■ JOB ■
Identify, in the records below, every line where the string "white" appears, and copy each such line.

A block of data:
#####
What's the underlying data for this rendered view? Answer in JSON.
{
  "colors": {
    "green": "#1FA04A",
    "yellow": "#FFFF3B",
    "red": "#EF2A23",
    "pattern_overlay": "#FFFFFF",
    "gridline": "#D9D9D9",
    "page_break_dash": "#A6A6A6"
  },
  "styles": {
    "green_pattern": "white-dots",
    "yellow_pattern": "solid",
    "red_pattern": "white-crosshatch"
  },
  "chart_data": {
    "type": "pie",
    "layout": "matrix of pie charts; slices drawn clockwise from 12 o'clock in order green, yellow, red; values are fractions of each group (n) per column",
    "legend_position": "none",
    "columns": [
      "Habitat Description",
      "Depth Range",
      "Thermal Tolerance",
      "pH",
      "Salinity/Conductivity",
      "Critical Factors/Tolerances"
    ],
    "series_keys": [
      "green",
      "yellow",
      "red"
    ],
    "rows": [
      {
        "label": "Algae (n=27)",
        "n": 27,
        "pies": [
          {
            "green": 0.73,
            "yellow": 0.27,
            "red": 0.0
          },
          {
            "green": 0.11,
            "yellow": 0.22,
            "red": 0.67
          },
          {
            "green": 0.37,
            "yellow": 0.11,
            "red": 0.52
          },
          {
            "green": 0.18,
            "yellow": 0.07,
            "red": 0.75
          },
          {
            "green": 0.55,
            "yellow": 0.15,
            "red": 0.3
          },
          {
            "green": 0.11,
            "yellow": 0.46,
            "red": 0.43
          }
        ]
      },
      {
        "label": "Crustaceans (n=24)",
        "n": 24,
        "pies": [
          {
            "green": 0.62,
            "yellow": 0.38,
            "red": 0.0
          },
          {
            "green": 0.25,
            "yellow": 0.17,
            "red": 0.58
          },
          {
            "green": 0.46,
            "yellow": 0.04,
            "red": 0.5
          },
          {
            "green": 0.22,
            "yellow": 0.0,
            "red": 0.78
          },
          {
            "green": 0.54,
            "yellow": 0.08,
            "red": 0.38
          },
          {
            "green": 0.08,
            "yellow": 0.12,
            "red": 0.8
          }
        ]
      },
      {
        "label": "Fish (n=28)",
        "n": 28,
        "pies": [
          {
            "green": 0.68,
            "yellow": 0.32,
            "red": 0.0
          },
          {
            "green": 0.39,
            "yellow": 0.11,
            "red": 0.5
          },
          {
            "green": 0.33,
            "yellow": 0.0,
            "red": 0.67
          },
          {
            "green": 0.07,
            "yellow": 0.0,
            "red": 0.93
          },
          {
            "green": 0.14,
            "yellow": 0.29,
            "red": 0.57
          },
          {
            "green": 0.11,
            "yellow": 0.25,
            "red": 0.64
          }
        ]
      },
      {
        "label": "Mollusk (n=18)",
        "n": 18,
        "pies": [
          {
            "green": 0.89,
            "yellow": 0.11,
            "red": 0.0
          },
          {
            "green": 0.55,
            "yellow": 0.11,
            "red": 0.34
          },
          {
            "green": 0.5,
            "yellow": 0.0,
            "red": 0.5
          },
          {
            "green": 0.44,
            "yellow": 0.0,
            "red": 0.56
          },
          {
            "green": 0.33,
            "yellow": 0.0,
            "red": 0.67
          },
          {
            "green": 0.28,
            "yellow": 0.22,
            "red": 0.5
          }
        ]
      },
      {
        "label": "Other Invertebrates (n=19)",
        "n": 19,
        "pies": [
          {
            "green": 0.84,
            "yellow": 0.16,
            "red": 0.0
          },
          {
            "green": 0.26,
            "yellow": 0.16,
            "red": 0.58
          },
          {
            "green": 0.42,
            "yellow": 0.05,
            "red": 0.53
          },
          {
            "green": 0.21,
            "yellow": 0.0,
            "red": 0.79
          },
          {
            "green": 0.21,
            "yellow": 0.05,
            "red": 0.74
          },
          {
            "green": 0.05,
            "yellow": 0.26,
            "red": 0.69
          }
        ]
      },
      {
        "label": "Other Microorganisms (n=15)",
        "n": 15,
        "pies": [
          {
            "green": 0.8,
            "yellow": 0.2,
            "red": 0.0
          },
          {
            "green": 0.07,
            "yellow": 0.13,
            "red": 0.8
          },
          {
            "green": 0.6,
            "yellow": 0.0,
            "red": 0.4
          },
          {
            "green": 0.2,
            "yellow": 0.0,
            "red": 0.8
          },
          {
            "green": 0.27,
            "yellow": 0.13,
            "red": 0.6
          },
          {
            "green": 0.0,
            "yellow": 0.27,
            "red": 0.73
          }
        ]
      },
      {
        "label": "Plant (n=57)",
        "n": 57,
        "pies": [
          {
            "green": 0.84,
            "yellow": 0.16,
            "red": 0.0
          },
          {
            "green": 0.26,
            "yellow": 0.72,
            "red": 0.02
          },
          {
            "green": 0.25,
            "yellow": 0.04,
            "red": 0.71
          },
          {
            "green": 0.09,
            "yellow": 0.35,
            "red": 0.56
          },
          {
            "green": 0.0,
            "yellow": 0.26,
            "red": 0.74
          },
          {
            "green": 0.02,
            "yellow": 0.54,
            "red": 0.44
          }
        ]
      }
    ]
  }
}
#####
■ SOLUTION TO THIS EXERCISE ■
    "green_pattern": "white-dots",
    "red_pattern": "white-crosshatch"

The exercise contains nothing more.